§ **What needs to be done**: Restate the material word for word and leave out anything that is a picture.

::: Record excerpts

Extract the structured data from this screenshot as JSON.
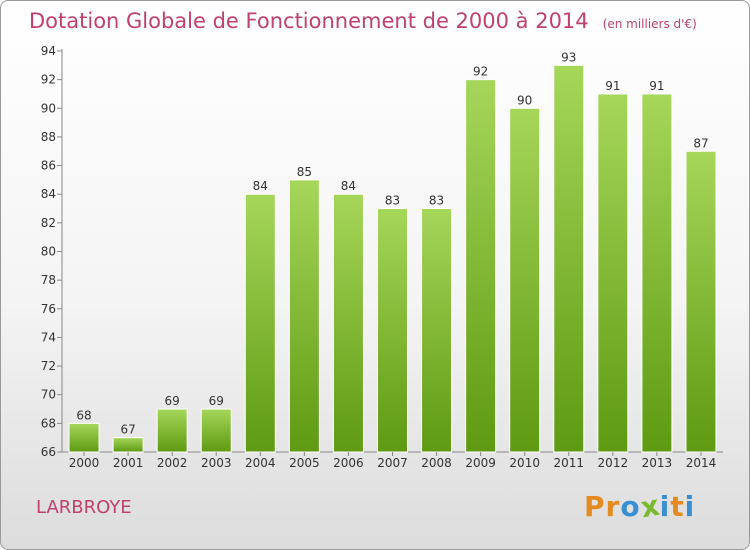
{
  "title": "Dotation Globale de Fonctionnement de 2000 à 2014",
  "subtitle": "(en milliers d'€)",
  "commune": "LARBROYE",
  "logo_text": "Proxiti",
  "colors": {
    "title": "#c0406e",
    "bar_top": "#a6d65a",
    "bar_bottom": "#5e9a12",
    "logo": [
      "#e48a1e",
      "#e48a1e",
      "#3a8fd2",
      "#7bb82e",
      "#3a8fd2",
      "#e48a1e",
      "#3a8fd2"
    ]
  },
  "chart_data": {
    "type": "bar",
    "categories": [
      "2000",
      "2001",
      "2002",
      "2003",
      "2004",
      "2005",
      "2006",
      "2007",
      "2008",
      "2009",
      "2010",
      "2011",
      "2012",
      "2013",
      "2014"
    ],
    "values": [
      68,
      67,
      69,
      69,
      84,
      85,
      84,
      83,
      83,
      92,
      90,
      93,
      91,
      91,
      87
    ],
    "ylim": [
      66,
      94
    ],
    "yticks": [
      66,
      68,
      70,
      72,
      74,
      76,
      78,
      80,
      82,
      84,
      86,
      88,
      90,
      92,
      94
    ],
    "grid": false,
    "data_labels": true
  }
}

::::::

§ **Finished answer**:
Extract the structured data from this screenshot as JSON.
{
  "title": "Dotation Globale de Fonctionnement de 2000 à 2014",
  "subtitle": "(en milliers d'€)",
  "commune": "LARBROYE",
  "logo_text": "Proxiti",
  "colors": {
    "title": "#c0406e",
    "bar_top": "#a6d65a",
    "bar_bottom": "#5e9a12",
    "logo": [
      "#e48a1e",
      "#e48a1e",
      "#3a8fd2",
      "#7bb82e",
      "#3a8fd2",
      "#e48a1e",
      "#3a8fd2"
    ]
  },
  "chart_data": {
    "type": "bar",
    "categories": [
      "2000",
      "2001",
      "2002",
      "2003",
      "2004",
      "2005",
      "2006",
      "2007",
      "2008",
      "2009",
      "2010",
      "2011",
      "2012",
      "2013",
      "2014"
    ],
    "values": [
      68,
      67,
      69,
      69,
      84,
      85,
      84,
      83,
      83,
      92,
      90,
      93,
      91,
      91,
      87
    ],
    "ylim": [
      66,
      94
    ],
    "yticks": [
      66,
      68,
      70,
      72,
      74,
      76,
      78,
      80,
      82,
      84,
      86,
      88,
      90,
      92,
      94
    ],
    "grid": false,
    "data_labels": true
  }
}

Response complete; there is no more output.